課題一覧 =
- 1) 配偶者居住権に関する記事を2文で要約すると、どうなりますか？
- 2) 配偶者居住権に関する記事から、「設定すべきかすべきでないかを」で始まり「旧知の司法書士に尋ねたところ、「ざっくり10万くらいプラスする」とのこと。」で終わる部分を一字一句そのまま書き写してください。

本文抜粋 =
····················

配偶者居住権ケーススタディ①
- kei miyauchi

- 2020年9月29日
- 読了時間: 2分
前々回の記事でも書いたのですが、とうとう配偶者居住権が絡む案件が来てしまいました。
設定すべきかすべきでないかを検討する必要があるのですが、要検討事項を自分なりに列挙していきたいと思います。
① 相続人親子の関係
まずはこれが第一でしょう。
息子が母親追い出しかねないのであれば、税効果なんか関係無く設定せざるを得ません。
相続人間の争いに税理士が介入するわけにはいかないですが、配偶者が希望するのであれば無条件で設定しかありません。
② 登記費用
配偶者居住権は登記が必要になります。
当然、不動産の所有権移転登記とは別で登記するので、費用が追加でかかります。
旧知の司法書士に尋ねたところ、「ざっくり10万くらいプラスする」とのこと。
気を付けなければならないのは、所有権は子供に移転するので、配偶者に所有権が移転するのに比べて、登記が1回減る分得するということ。
③ 税効果
税効果と一口に言ってもですね、配偶者居住権の設定をするかしないか以前に、小規模宅地の適用をすべきかどうかという話もあり、2次相続の対策とも絡んでくるので、すぐに結論出せません。
配偶者と子供が被相続人と同居している OR 相続後に配偶者と子供が同居する、のどちらかによっても変わりますね。
前者の場合は設定することが多いんじゃないかと。
③の検討が一番大変なのは当たり前なのですが、②も見落としやすいし、何も考えて無いと①を検討しない人いそうです。

····················

データセットのレコード =
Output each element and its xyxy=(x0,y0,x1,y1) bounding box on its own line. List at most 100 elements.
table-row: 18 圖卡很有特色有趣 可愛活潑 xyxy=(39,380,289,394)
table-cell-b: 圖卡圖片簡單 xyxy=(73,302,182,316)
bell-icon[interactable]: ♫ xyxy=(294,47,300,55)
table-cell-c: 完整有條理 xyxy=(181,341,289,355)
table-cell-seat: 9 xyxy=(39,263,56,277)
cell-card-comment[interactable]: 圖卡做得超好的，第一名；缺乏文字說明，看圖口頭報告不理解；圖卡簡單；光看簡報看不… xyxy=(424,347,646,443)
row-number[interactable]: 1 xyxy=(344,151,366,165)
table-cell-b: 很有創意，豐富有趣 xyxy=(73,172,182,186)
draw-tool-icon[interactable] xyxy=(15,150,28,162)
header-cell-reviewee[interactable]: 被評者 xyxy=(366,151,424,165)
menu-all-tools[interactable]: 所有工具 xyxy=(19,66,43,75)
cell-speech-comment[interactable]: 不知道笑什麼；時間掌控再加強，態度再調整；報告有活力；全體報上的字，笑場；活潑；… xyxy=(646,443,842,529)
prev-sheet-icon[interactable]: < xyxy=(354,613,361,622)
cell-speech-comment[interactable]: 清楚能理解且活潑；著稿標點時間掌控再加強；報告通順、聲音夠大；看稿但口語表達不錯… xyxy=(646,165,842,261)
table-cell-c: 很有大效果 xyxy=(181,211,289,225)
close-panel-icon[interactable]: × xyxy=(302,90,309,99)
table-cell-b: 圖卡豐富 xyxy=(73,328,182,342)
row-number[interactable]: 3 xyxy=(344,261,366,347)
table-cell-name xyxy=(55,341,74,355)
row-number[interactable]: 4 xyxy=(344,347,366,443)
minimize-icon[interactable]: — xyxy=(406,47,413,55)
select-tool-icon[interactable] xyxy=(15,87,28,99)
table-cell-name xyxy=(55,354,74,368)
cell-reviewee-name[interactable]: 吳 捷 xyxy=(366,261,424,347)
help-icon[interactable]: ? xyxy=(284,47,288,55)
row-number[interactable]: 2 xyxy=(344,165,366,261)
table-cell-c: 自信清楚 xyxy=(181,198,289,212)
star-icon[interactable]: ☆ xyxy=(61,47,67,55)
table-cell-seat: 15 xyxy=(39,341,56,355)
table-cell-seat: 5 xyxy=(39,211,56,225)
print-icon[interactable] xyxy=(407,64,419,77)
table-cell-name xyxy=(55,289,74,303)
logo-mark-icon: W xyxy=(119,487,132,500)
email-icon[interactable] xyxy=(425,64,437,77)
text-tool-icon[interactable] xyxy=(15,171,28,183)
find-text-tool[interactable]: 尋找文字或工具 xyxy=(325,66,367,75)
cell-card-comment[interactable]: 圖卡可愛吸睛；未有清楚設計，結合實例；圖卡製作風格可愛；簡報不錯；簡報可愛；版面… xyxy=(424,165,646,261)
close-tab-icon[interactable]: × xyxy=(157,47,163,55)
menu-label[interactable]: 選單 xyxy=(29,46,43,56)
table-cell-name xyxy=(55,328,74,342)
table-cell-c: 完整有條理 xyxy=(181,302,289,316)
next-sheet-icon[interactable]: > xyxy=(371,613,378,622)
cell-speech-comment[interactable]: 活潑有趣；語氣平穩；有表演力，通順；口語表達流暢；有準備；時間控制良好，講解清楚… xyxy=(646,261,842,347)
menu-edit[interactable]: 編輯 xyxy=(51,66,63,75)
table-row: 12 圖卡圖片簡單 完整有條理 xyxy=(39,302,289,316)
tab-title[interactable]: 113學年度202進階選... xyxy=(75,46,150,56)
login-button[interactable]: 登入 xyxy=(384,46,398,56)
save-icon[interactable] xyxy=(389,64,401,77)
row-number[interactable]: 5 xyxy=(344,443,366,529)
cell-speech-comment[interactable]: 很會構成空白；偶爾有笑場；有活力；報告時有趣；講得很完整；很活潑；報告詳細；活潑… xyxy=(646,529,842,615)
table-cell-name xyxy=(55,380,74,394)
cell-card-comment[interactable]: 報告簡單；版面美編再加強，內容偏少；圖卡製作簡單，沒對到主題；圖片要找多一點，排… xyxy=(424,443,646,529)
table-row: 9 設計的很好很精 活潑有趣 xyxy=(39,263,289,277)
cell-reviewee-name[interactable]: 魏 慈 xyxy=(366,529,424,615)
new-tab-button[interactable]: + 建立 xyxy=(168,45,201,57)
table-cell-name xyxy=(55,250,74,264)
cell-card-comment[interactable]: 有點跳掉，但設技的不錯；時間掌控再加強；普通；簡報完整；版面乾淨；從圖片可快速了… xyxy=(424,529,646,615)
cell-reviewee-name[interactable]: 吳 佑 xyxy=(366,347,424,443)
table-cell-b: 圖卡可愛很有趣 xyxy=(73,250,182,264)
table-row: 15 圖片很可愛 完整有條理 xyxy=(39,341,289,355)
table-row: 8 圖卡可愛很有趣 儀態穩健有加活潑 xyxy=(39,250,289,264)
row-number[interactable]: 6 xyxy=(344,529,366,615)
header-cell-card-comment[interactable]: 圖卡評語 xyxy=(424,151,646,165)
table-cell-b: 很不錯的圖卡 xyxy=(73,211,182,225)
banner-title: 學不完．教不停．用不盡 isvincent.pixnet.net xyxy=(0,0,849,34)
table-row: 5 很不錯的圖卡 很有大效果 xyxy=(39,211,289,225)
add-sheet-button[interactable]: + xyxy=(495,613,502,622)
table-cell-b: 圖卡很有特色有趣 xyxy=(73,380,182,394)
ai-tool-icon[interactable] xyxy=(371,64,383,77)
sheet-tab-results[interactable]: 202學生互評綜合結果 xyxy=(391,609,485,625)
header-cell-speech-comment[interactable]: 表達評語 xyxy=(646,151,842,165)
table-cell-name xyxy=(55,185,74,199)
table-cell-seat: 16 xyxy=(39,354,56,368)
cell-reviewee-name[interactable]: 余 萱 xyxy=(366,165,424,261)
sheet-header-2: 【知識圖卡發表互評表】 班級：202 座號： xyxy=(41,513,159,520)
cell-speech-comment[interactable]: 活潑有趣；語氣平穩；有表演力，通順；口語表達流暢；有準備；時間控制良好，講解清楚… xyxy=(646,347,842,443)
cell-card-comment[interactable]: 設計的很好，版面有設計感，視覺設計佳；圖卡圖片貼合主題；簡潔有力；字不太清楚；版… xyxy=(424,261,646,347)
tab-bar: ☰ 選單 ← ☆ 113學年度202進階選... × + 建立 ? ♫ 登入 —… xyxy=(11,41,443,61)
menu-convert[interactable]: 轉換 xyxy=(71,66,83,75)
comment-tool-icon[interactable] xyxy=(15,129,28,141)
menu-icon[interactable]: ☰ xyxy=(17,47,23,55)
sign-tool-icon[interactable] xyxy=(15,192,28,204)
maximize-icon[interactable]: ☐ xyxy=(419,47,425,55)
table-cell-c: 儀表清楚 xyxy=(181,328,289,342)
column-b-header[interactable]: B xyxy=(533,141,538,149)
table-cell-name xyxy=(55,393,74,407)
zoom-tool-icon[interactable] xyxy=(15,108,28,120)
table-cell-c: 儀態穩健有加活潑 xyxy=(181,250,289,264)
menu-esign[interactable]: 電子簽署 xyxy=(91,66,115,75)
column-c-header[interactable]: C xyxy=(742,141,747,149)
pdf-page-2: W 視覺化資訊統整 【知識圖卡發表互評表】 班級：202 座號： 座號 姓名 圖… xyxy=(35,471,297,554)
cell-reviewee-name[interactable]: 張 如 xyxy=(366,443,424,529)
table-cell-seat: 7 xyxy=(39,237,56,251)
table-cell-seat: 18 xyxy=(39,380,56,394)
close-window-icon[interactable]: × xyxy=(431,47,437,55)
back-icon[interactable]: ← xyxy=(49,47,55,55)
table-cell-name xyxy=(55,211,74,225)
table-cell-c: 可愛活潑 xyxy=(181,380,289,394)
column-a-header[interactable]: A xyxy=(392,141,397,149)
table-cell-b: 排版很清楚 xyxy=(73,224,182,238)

····················

課題別の解答 =
- 1) 筆者のもとに配偶者居住権が絡む案件が来たため、設定すべきかどうかを判断するための検討事項を列挙している。検討事項は相続人親子の関係、登記費用、税効果の三つで、税効果の検討が一番大変だが、登記費用は見落としやすく、親子関係を検討しない人もいそうだと述べている。

- 2)
設定すべきかすべきでないかを検討する必要があるのですが、要検討事項を自分なりに列挙していきたいと思います。
① 相続人親子の関係
まずはこれが第一でしょう。
息子が母親追い出しかねないのであれば、税効果なんか関係無く設定せざるを得ません。
相続人間の争いに税理士が介入するわけにはいかないですが、配偶者が希望するのであれば無条件で設定しかありません。
② 登記費用
配偶者居住権は登記が必要になります。
当然、不動産の所有権移転登記とは別で登記するので、費用が追加でかかります。
旧知の司法書士に尋ねたところ、「ざっくり10万くらいプラスする」とのこと。